**Records for processing**:
- - -

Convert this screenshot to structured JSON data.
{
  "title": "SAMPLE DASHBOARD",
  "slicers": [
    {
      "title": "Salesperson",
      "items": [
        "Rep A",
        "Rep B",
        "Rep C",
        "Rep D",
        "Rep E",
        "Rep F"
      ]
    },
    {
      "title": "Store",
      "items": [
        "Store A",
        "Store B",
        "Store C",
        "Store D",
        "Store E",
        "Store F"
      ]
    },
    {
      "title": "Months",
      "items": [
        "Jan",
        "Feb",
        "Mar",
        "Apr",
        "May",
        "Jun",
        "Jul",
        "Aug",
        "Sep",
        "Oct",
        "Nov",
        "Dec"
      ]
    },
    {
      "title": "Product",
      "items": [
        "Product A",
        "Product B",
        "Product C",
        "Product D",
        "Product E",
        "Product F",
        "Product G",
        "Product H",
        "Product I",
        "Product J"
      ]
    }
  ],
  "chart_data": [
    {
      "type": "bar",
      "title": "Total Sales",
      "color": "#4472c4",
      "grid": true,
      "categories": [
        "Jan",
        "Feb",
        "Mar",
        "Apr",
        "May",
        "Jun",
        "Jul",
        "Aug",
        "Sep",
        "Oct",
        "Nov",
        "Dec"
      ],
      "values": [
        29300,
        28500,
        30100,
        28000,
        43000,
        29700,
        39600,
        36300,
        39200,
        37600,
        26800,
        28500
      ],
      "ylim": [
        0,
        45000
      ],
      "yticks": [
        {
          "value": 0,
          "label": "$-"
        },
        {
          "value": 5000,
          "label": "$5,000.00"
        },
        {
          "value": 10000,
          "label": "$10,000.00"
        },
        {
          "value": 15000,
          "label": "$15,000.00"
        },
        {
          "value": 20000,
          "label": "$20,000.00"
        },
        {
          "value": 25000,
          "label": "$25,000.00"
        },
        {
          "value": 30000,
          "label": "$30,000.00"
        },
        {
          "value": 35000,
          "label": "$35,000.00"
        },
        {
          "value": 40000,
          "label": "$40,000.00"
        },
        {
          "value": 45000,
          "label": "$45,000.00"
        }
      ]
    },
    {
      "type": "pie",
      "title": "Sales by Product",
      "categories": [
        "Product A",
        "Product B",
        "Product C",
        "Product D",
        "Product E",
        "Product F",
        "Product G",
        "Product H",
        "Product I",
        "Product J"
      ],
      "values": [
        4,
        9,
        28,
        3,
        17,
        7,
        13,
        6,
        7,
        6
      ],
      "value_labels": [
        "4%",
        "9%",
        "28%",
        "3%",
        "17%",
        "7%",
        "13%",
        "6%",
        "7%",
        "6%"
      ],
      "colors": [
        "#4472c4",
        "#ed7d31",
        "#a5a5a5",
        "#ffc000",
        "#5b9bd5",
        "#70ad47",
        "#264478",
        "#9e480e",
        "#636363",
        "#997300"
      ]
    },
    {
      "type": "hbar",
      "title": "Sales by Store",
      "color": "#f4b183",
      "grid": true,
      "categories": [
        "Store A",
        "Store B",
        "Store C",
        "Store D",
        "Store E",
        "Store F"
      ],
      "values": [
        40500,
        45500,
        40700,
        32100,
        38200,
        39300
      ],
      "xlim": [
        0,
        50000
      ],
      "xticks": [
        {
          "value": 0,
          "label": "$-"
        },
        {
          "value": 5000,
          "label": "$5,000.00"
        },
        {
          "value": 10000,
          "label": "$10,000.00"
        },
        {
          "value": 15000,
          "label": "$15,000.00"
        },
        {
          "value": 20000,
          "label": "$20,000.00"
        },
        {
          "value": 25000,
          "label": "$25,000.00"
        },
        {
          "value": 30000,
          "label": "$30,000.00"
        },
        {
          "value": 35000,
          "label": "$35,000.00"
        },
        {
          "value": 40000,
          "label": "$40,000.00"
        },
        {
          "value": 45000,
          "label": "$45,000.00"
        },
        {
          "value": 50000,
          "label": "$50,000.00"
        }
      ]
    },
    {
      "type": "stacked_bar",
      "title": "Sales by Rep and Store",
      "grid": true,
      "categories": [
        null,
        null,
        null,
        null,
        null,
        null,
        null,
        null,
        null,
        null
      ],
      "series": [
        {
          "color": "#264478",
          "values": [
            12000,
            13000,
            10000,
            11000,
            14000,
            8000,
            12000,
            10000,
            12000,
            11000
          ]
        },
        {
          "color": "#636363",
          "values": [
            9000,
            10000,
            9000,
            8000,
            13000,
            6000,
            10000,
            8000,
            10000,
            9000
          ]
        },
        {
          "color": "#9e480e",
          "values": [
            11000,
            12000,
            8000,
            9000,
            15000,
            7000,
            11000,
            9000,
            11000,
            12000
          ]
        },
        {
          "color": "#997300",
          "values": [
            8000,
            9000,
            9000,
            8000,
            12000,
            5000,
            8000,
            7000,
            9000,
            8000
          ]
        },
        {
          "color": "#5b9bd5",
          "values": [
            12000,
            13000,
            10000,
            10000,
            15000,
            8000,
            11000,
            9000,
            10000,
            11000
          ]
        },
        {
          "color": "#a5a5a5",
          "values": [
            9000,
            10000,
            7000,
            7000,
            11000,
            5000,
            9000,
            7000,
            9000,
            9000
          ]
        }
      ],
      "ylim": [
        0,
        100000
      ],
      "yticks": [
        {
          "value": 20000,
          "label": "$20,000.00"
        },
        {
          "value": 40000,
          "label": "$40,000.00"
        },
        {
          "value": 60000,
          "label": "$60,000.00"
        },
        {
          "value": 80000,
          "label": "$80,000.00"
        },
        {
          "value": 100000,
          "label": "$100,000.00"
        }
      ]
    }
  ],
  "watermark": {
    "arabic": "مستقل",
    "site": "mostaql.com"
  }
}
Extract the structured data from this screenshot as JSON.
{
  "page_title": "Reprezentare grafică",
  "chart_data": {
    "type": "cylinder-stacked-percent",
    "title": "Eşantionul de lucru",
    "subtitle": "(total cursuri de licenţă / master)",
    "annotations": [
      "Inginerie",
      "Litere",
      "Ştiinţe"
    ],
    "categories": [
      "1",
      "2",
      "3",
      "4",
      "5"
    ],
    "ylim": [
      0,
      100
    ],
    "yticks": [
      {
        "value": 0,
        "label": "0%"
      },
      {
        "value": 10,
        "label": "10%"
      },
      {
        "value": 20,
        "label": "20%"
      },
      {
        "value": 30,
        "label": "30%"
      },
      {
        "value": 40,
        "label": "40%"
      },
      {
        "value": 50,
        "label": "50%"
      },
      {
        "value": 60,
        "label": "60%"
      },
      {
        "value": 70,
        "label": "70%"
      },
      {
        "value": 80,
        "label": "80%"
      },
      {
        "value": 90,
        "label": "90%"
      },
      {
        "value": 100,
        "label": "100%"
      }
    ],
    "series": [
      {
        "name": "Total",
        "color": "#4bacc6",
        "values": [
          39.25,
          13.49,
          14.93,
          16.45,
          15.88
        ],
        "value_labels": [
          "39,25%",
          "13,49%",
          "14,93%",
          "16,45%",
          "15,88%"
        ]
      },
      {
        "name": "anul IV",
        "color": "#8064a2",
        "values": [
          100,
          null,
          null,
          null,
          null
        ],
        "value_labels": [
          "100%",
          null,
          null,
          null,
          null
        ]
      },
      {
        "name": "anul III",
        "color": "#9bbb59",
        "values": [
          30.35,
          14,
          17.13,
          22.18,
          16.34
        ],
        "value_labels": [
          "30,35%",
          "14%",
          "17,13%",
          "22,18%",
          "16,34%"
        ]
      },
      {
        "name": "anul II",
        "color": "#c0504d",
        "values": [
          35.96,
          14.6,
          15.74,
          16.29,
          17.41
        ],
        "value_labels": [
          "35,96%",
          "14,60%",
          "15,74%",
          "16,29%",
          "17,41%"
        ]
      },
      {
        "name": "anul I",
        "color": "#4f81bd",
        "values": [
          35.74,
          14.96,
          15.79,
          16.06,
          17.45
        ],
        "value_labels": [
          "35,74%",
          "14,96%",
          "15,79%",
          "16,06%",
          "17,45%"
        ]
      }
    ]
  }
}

- - -

**What is required**: Filter out every line that lacks the word "type", and copy the rest.

**Written reply**:
      "type": "bar",
      "type": "pie",
      "type": "hbar",
      "type": "stacked_bar",
    "type": "cylinder-stacked-percent",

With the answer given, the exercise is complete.